* _Data provided_:

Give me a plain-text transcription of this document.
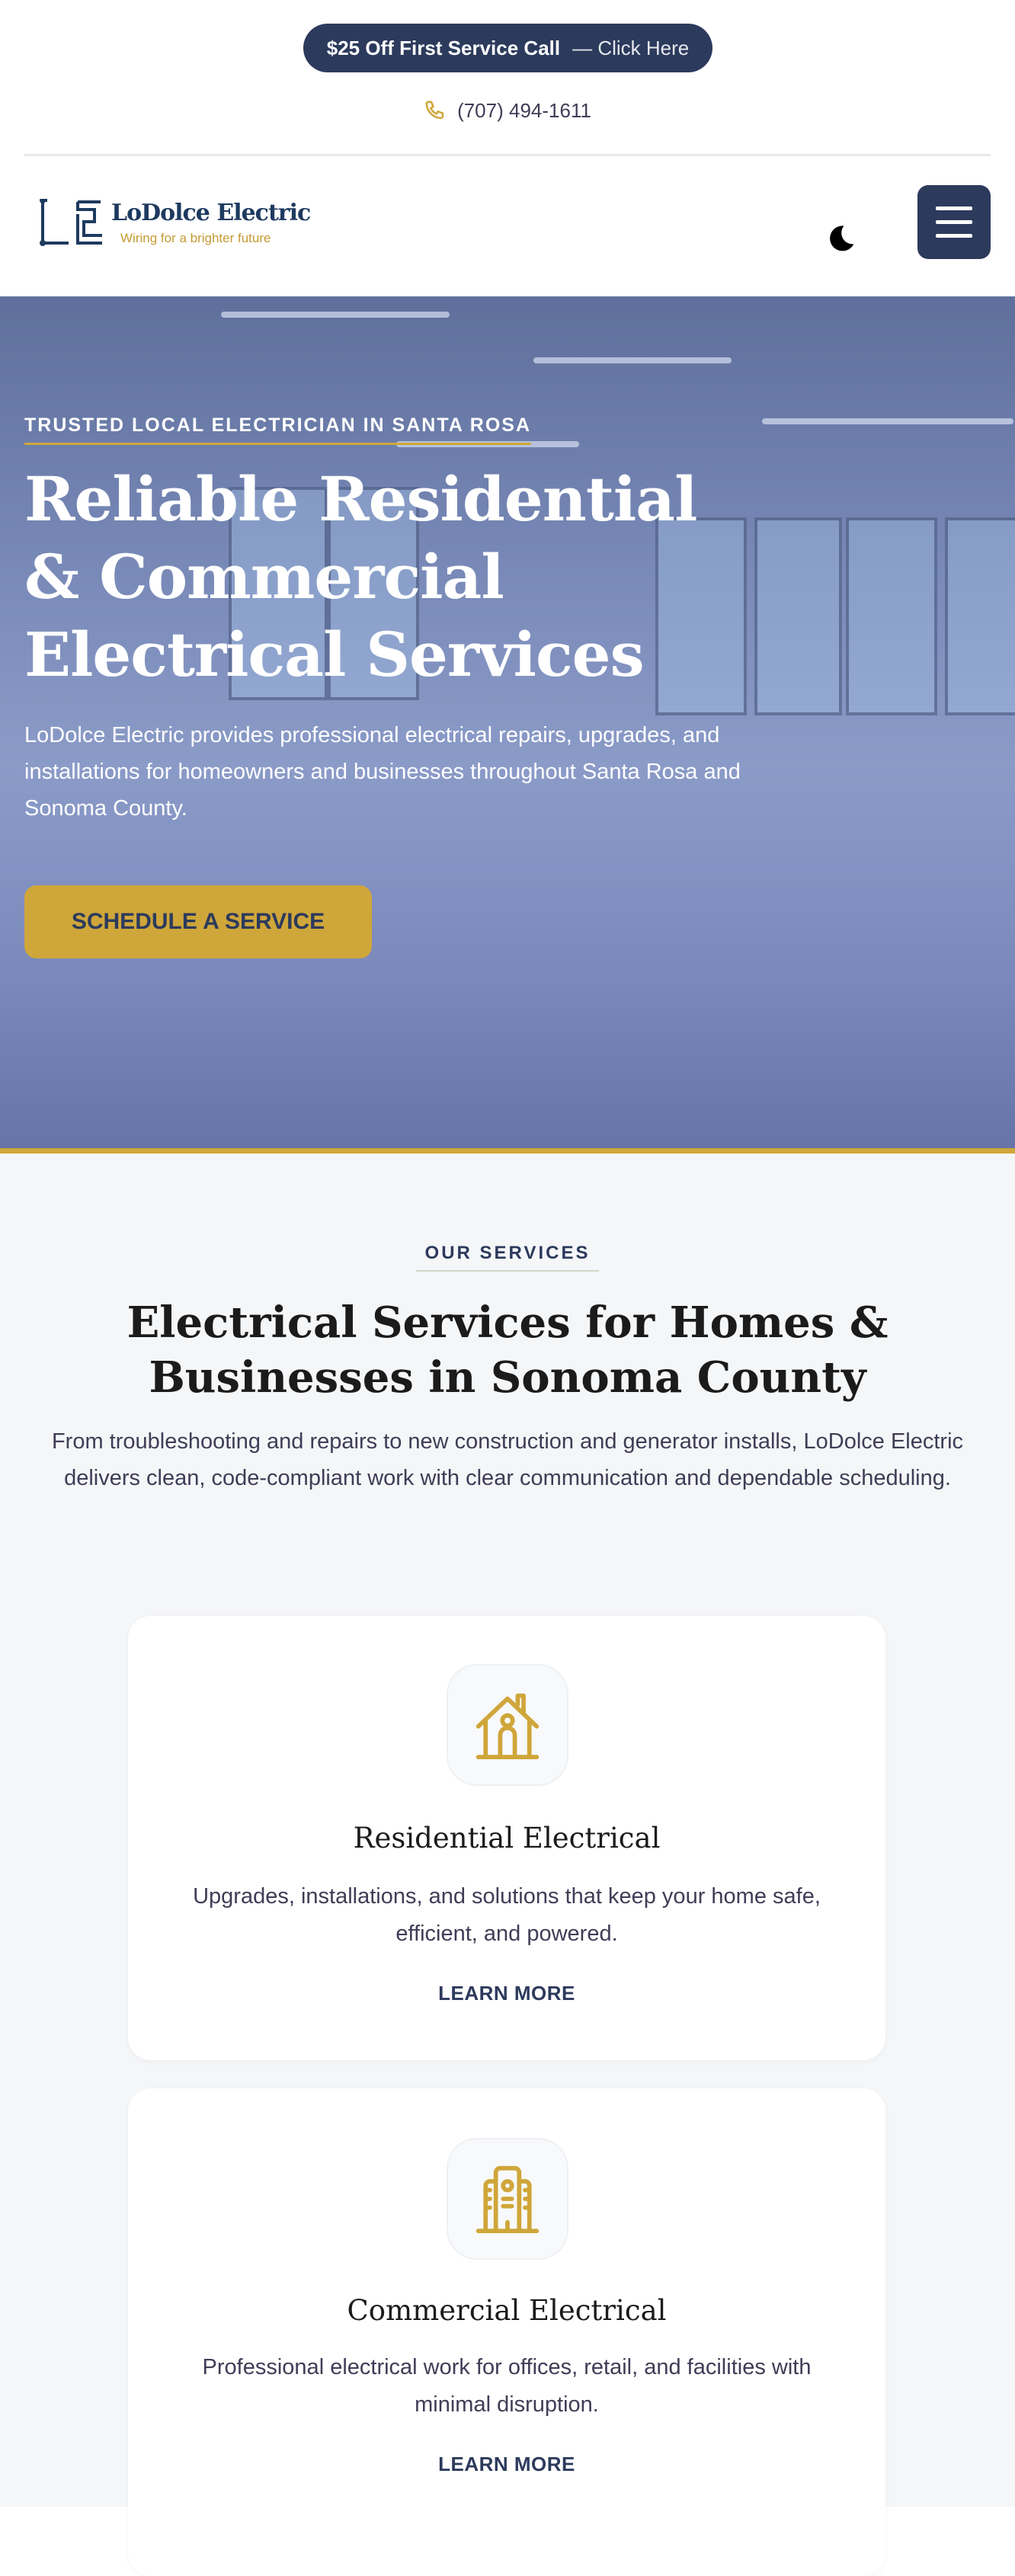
$25 Off First Service Call — Click Here
(707) 494-1611
LoDolce Electric
Wiring for a brighter future
TRUSTED LOCAL ELECTRICIAN IN SANTA ROSA
Reliable Residential & Commercial Electrical Services

LoDolce Electric provides professional electrical repairs, upgrades, and installations for homeowners and businesses throughout Santa Rosa and Sonoma County.

SCHEDULE A SERVICE
OUR SERVICES
Electrical Services for Homes & Businesses in Sonoma County

From troubleshooting and repairs to new construction and generator installs, LoDolce Electric delivers clean, code-compliant work with clear communication and dependable scheduling.

Residential Electrical
Upgrades, installations, and solutions that keep your home safe, efficient, and powered.
LEARN MORE
Commercial Electrical
Professional electrical work for offices, retail, and facilities with minimal disruption.
LEARN MORE
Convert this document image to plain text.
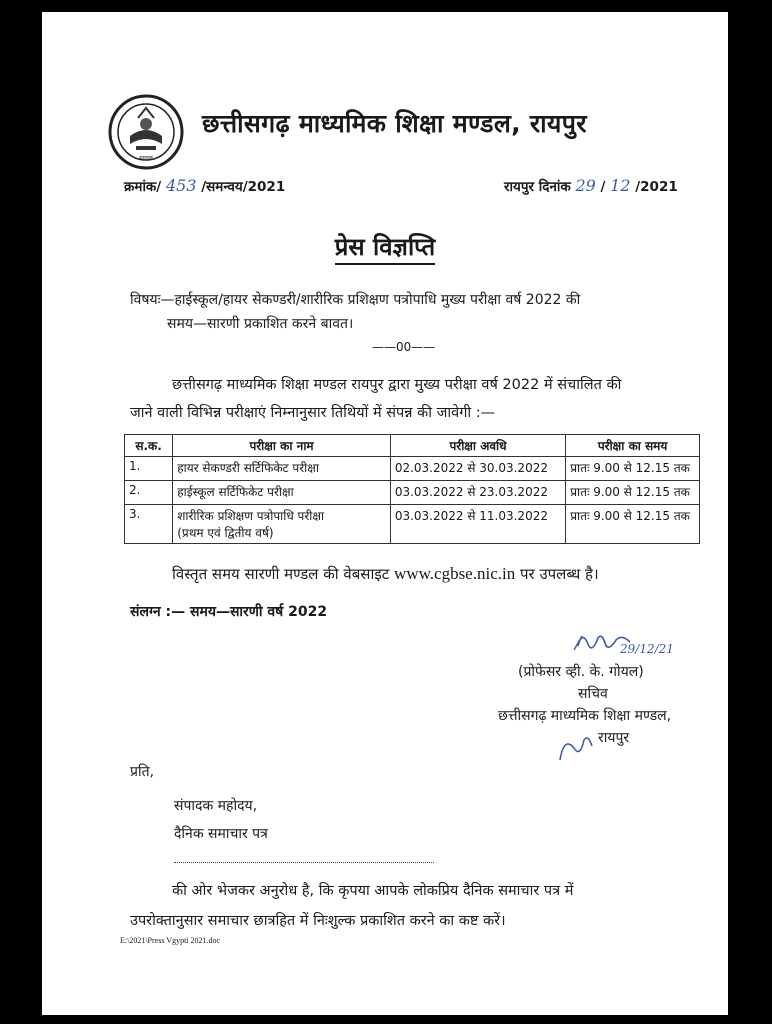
मण्डल
छत्तीसगढ़ माध्यमिक शिक्षा मण्डल, रायपुर
क्रमांक/ 453 /समन्वय/2021	रायपुर दिनांक 29 / 12 /2021
प्रेस विज्ञप्ति
विषयः—हाईस्कूल/हायर सेकण्डरी/शारीरिक प्रशिक्षण पत्रोपाधि मुख्य परीक्षा वर्ष 2022 की
समय—सारणी प्रकाशित करने बावत।
——00——
छत्तीसगढ़ माध्यमिक शिक्षा मण्डल रायपुर द्वारा मुख्य परीक्षा वर्ष 2022 में संचालित की
जाने वाली विभिन्न परीक्षाएं निम्नानुसार तिथियों में संपन्न की जावेगी :—
स.क.	परीक्षा का नाम	परीक्षा अवधि	परीक्षा का समय
1.	हायर सेकण्डरी सर्टिफिकेट परीक्षा	02.03.2022 से 30.03.2022	प्रातः 9.00 से 12.15 तक
2.	हाईस्कूल सर्टिफिकेट परीक्षा	03.03.2022 से 23.03.2022	प्रातः 9.00 से 12.15 तक
3.	शारीरिक प्रशिक्षण पत्रोपाधि परीक्षा
(प्रथम एवं द्वितीय वर्ष)	03.03.2022 से 11.03.2022	प्रातः 9.00 से 12.15 तक
विस्तृत समय सारणी मण्डल की वेबसाइट www.cgbse.nic.in पर उपलब्ध है।
संलग्न :— समय—सारणी वर्ष 2022
29/12/21
(प्रोफेसर व्ही. के. गोयल)
सचिव
छत्तीसगढ़ माध्यमिक शिक्षा मण्डल,
रायपुर
प्रति,
संपादक महोदय,
दैनिक समाचार पत्र
की ओर भेजकर अनुरोध है, कि कृपया आपके लोकप्रिय दैनिक समाचार पत्र में
उपरोक्तानुसार समाचार छात्रहित में निःशुल्क प्रकाशित करने का कष्ट करें।
E:\2021\Press Vgypti 2021.doc
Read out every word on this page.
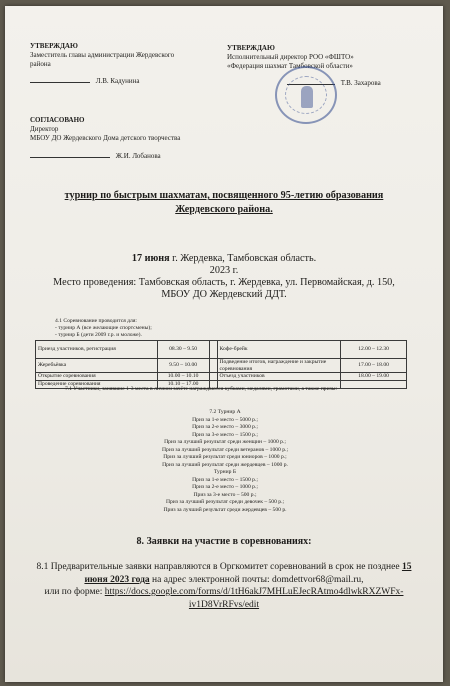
УТВЕРЖДАЮ
Заместитель главы администрации Жердевского
района
Л.В. Кадунина
УТВЕРЖДАЮ
Исполнительный директор РОО «ФШТО»
«Федерация шахмат Тамбовской области»
Т.В. Захарова
СОГЛАСОВАНО
Директор
МБОУ ДО Жердевского Дома детского творчества
Ж.И. Лобанова
турнир по быстрым шахматам, посвященного 95-летию образования
Жердевского района.
17 июня г. Жердевка, Тамбовская область.
2023 г.
Место проведения: Тамбовская область, г. Жердевка, ул. Первомайская, д. 150,
МБОУ ДО Жердевский ДДТ.
4.1 Соревнование проводится для:
- турнир А (все желающие спортсмены);
- турнир Б (дети 2009 г.р. и моложе).
Приезд участников, регистрация	08.30 – 9.50		Кофе-брейк	12.00 – 12.30
Жеребьёвка	9.50 – 10.00		Подведение итогов, награждение и закрытие соревнования	17.00 – 18.00
Открытие соревнования	10.00 – 10.10		Отъезд участников	18.00 – 19.00
Проведение соревнования	10.10 – 17.00			
7.1 Участники, занявшие 1-3 места в личном зачёте награждаются кубками, медалями, грамотами, а также призы:
7.2 Турнир А
Приз за 1-е место – 5000 р.;
Приз за 2-е место – 3000 р.;
Приз за 3-е место – 1500 р.;
Приз за лучший результат среди женщин – 1000 р.;
Приз за лучший результат среди ветеранов – 1000 р.;
Приз за лучший результат среди юниоров – 1000 р.;
Приз за лучший результат среди жердевцев – 1000 р.
Турнир Б
Приз за 1-е место – 1500 р.;
Приз за 2-е место – 1000 р.;
Приз за 3-е место – 500 р.;
Приз за лучший результат среди девочек – 500 р.;
Приз за лучший результат среди жердевцев – 500 р.
8. Заявки на участие в соревнованиях:
8.1 Предварительные заявки направляются в Оргкомитет соревнований в срок не позднее 15
июня 2023 года на адрес электронной почты: domdettvor68@mail.ru,
или по форме: https://docs.google.com/forms/d/1tH6akJ7MHLuEJecRAtmo4dlwkRXZWFx-
iv1D8VrRFvs/edit
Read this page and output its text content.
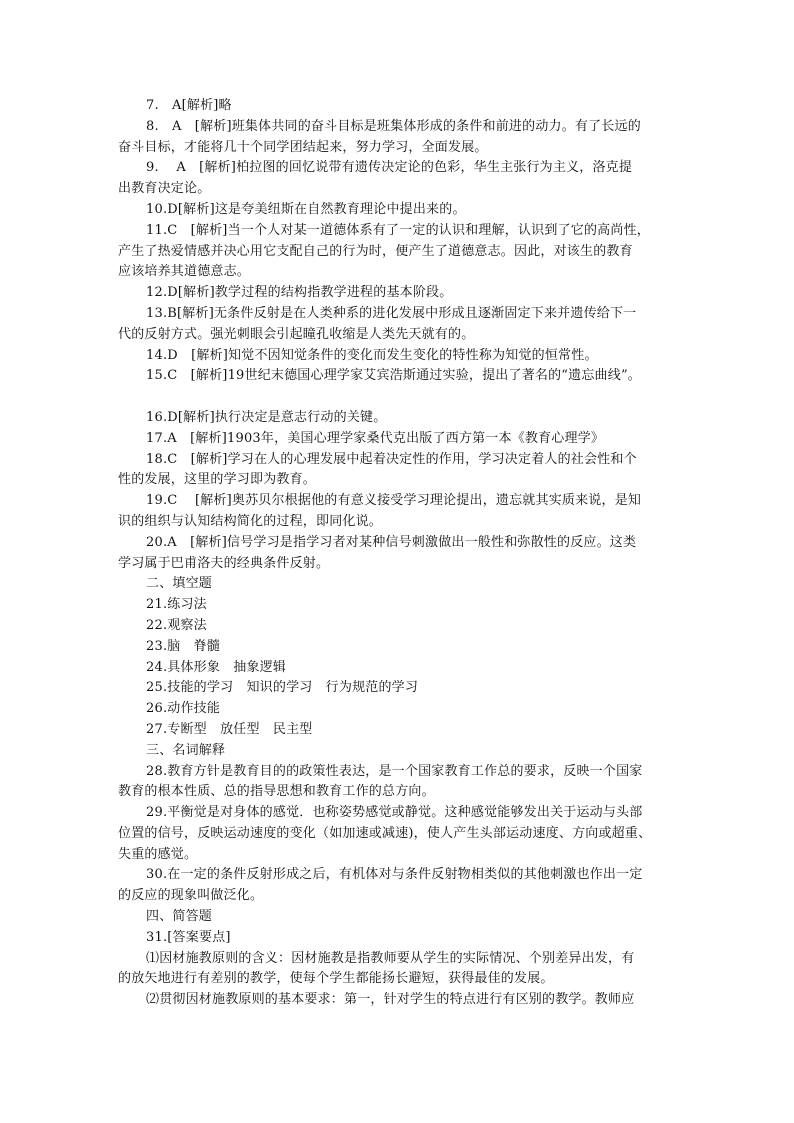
7.　A[解析]略
8.　A　[解析]班集体共同的奋斗目标是班集体形成的条件和前进的动力。有了长远的
奋斗目标，才能将几十个同学团结起来，努力学习，全面发展。
9.　 A　[解析]柏拉图的回忆说带有遗传决定论的色彩，华生主张行为主义，洛克提
出教育决定论。
10.D[解析]这是夸美纽斯在自然教育理论中提出来的。
11.C　[解析]当一个人对某一道德体系有了一定的认识和理解，认识到了它的高尚性，
产生了热爱情感并决心用它支配自己的行为时，便产生了道德意志。因此，对该生的教育
应该培养其道德意志。
12.D[解析]教学过程的结构指教学进程的基本阶段。
13.B[解析]无条件反射是在人类种系的进化发展中形成且逐渐固定下来并遗传给下一
代的反射方式。强光刺眼会引起瞳孔收缩是人类先天就有的。
14.D　[解析]知觉不因知觉条件的变化而发生变化的特性称为知觉的恒常性。
15.C　[解析]19世纪末德国心理学家艾宾浩斯通过实验，提出了著名的“遗忘曲线”。
16.D[解析]执行决定是意志行动的关键。
17.A　[解析]1903年，美国心理学家桑代克出版了西方第一本《教育心理学》
18.C　[解析]学习在人的心理发展中起着决定性的作用，学习决定着人的社会性和个
性的发展，这里的学习即为教育。
19.C　 [解析]奥苏贝尔根据他的有意义接受学习理论提出，遗忘就其实质来说，是知
识的组织与认知结构简化的过程，即同化说。
20.A　[解析]信号学习是指学习者对某种信号刺激做出一般性和弥散性的反应。这类
学习属于巴甫洛夫的经典条件反射。
二、填空题
21.练习法
22.观察法
23.脑　脊髓
24.具体形象　抽象逻辑
25.技能的学习　知识的学习　行为规范的学习
26.动作技能
27.专断型　放任型　民主型
三、名词解释
28.教育方针是教育目的的政策性表达，是一个国家教育工作总的要求，反映一个国家
教育的根本性质、总的指导思想和教育工作的总方向。
29.平衡觉是对身体的感觉．也称姿势感觉或静觉。这种感觉能够发出关于运动与头部
位置的信号，反映运动速度的变化（如加速或减速)，使人产生头部运动速度、方向或超重、
失重的感觉。
30.在一定的条件反射形成之后，有机体对与条件反射物相类似的其他刺激也作出一定
的反应的现象叫做泛化。
四、简答题
31.[答案要点]
⑴因材施教原则的含义：因材施教是指教师要从学生的实际情况、个别差异出发，有
的放矢地进行有差别的教学，使每个学生都能扬长避短，获得最佳的发展。
⑵贯彻因材施教原则的基本要求：第一，针对学生的特点进行有区别的教学。教师应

* _What you are asked to do_: Quote every line word for word and keep the images out of the copy.

* _Correct response_:
Give me a plain-text transcription of this document.
$25 Off First Service Call — Click Here
(707) 494-1611
LoDolce Electric
Wiring for a brighter future
TRUSTED LOCAL ELECTRICIAN IN SANTA ROSA
Reliable Residential & Commercial Electrical Services

LoDolce Electric provides professional electrical repairs, upgrades, and installations for homeowners and businesses throughout Santa Rosa and Sonoma County.

SCHEDULE A SERVICE
OUR SERVICES
Electrical Services for Homes & Businesses in Sonoma County

From troubleshooting and repairs to new construction and generator installs, LoDolce Electric delivers clean, code-compliant work with clear communication and dependable scheduling.

Residential Electrical
Upgrades, installations, and solutions that keep your home safe, efficient, and powered.
LEARN MORE
Commercial Electrical
Professional electrical work for offices, retail, and facilities with minimal disruption.
LEARN MORE
Convert this document image to plain text.
मण्डल
छत्तीसगढ़ माध्यमिक शिक्षा मण्डल, रायपुर
क्रमांक/ 453 /समन्वय/2021	रायपुर दिनांक 29 / 12 /2021
प्रेस विज्ञप्ति
विषयः—हाईस्कूल/हायर सेकण्डरी/शारीरिक प्रशिक्षण पत्रोपाधि मुख्य परीक्षा वर्ष 2022 की
समय—सारणी प्रकाशित करने बावत।
——00——
छत्तीसगढ़ माध्यमिक शिक्षा मण्डल रायपुर द्वारा मुख्य परीक्षा वर्ष 2022 में संचालित की
जाने वाली विभिन्न परीक्षाएं निम्नानुसार तिथियों में संपन्न की जावेगी :—
स.क.	परीक्षा का नाम	परीक्षा अवधि	परीक्षा का समय
1.	हायर सेकण्डरी सर्टिफिकेट परीक्षा	02.03.2022 से 30.03.2022	प्रातः 9.00 से 12.15 तक
2.	हाईस्कूल सर्टिफिकेट परीक्षा	03.03.2022 से 23.03.2022	प्रातः 9.00 से 12.15 तक
3.	शारीरिक प्रशिक्षण पत्रोपाधि परीक्षा
(प्रथम एवं द्वितीय वर्ष)	03.03.2022 से 11.03.2022	प्रातः 9.00 से 12.15 तक
विस्तृत समय सारणी मण्डल की वेबसाइट www.cgbse.nic.in पर उपलब्ध है।
संलग्न :— समय—सारणी वर्ष 2022
29/12/21
(प्रोफेसर व्ही. के. गोयल)
सचिव
छत्तीसगढ़ माध्यमिक शिक्षा मण्डल,
रायपुर
प्रति,
संपादक महोदय,
दैनिक समाचार पत्र
की ओर भेजकर अनुरोध है, कि कृपया आपके लोकप्रिय दैनिक समाचार पत्र में
उपरोक्तानुसार समाचार छात्रहित में निःशुल्क प्रकाशित करने का कष्ट करें।
E:\2021\Press Vgypti 2021.doc
Read out every word on this page.
УТВЕРЖДАЮ
Заместитель главы администрации Жердевского
района
Л.В. Кадунина
УТВЕРЖДАЮ
Исполнительный директор РОО «ФШТО»
«Федерация шахмат Тамбовской области»
Т.В. Захарова
СОГЛАСОВАНО
Директор
МБОУ ДО Жердевского Дома детского творчества
Ж.И. Лобанова
турнир по быстрым шахматам, посвященного 95-летию образования
Жердевского района.
17 июня г. Жердевка, Тамбовская область.
2023 г.
Место проведения: Тамбовская область, г. Жердевка, ул. Первомайская, д. 150,
МБОУ ДО Жердевский ДДТ.
4.1 Соревнование проводится для:
- турнир А (все желающие спортсмены);
- турнир Б (дети 2009 г.р. и моложе).
Приезд участников, регистрация	08.30 – 9.50		Кофе-брейк	12.00 – 12.30
Жеребьёвка	9.50 – 10.00		Подведение итогов, награждение и закрытие соревнования	17.00 – 18.00
Открытие соревнования	10.00 – 10.10		Отъезд участников	18.00 – 19.00
Проведение соревнования	10.10 – 17.00			
7.1 Участники, занявшие 1-3 места в личном зачёте награждаются кубками, медалями, грамотами, а также призы:
7.2 Турнир А
Приз за 1-е место – 5000 р.;
Приз за 2-е место – 3000 р.;
Приз за 3-е место – 1500 р.;
Приз за лучший результат среди женщин – 1000 р.;
Приз за лучший результат среди ветеранов – 1000 р.;
Приз за лучший результат среди юниоров – 1000 р.;
Приз за лучший результат среди жердевцев – 1000 р.
Турнир Б
Приз за 1-е место – 1500 р.;
Приз за 2-е место – 1000 р.;
Приз за 3-е место – 500 р.;
Приз за лучший результат среди девочек – 500 р.;
Приз за лучший результат среди жердевцев – 500 р.
8. Заявки на участие в соревнованиях:
8.1 Предварительные заявки направляются в Оргкомитет соревнований в срок не позднее 15
июня 2023 года на адрес электронной почты: domdettvor68@mail.ru,
или по форме: https://docs.google.com/forms/d/1tH6akJ7MHLuEJecRAtmo4dlwkRXZWFx-
iv1D8VrRFvs/edit
Read this page and output its text content.
7.　A[解析]略
8.　A　[解析]班集体共同的奋斗目标是班集体形成的条件和前进的动力。有了长远的
奋斗目标，才能将几十个同学团结起来，努力学习，全面发展。
9.　 A　[解析]柏拉图的回忆说带有遗传决定论的色彩，华生主张行为主义，洛克提
出教育决定论。
10.D[解析]这是夸美纽斯在自然教育理论中提出来的。
11.C　[解析]当一个人对某一道德体系有了一定的认识和理解，认识到了它的高尚性，
产生了热爱情感并决心用它支配自己的行为时，便产生了道德意志。因此，对该生的教育
应该培养其道德意志。
12.D[解析]教学过程的结构指教学进程的基本阶段。
13.B[解析]无条件反射是在人类种系的进化发展中形成且逐渐固定下来并遗传给下一
代的反射方式。强光刺眼会引起瞳孔收缩是人类先天就有的。
14.D　[解析]知觉不因知觉条件的变化而发生变化的特性称为知觉的恒常性。
15.C　[解析]19世纪末德国心理学家艾宾浩斯通过实验，提出了著名的“遗忘曲线”。
16.D[解析]执行决定是意志行动的关键。
17.A　[解析]1903年，美国心理学家桑代克出版了西方第一本《教育心理学》
18.C　[解析]学习在人的心理发展中起着决定性的作用，学习决定着人的社会性和个
性的发展，这里的学习即为教育。
19.C　 [解析]奥苏贝尔根据他的有意义接受学习理论提出，遗忘就其实质来说，是知
识的组织与认知结构简化的过程，即同化说。
20.A　[解析]信号学习是指学习者对某种信号刺激做出一般性和弥散性的反应。这类
学习属于巴甫洛夫的经典条件反射。
二、填空题
21.练习法
22.观察法
23.脑　脊髓
24.具体形象　抽象逻辑
25.技能的学习　知识的学习　行为规范的学习
26.动作技能
27.专断型　放任型　民主型
三、名词解释
28.教育方针是教育目的的政策性表达，是一个国家教育工作总的要求，反映一个国家
教育的根本性质、总的指导思想和教育工作的总方向。
29.平衡觉是对身体的感觉．也称姿势感觉或静觉。这种感觉能够发出关于运动与头部
位置的信号，反映运动速度的变化（如加速或减速)，使人产生头部运动速度、方向或超重、
失重的感觉。
30.在一定的条件反射形成之后，有机体对与条件反射物相类似的其他刺激也作出一定
的反应的现象叫做泛化。
四、简答题
31.[答案要点]
⑴因材施教原则的含义：因材施教是指教师要从学生的实际情况、个别差异出发，有
的放矢地进行有差别的教学，使每个学生都能扬长避短，获得最佳的发展。
⑵贯彻因材施教原则的基本要求：第一，针对学生的特点进行有区别的教学。教师应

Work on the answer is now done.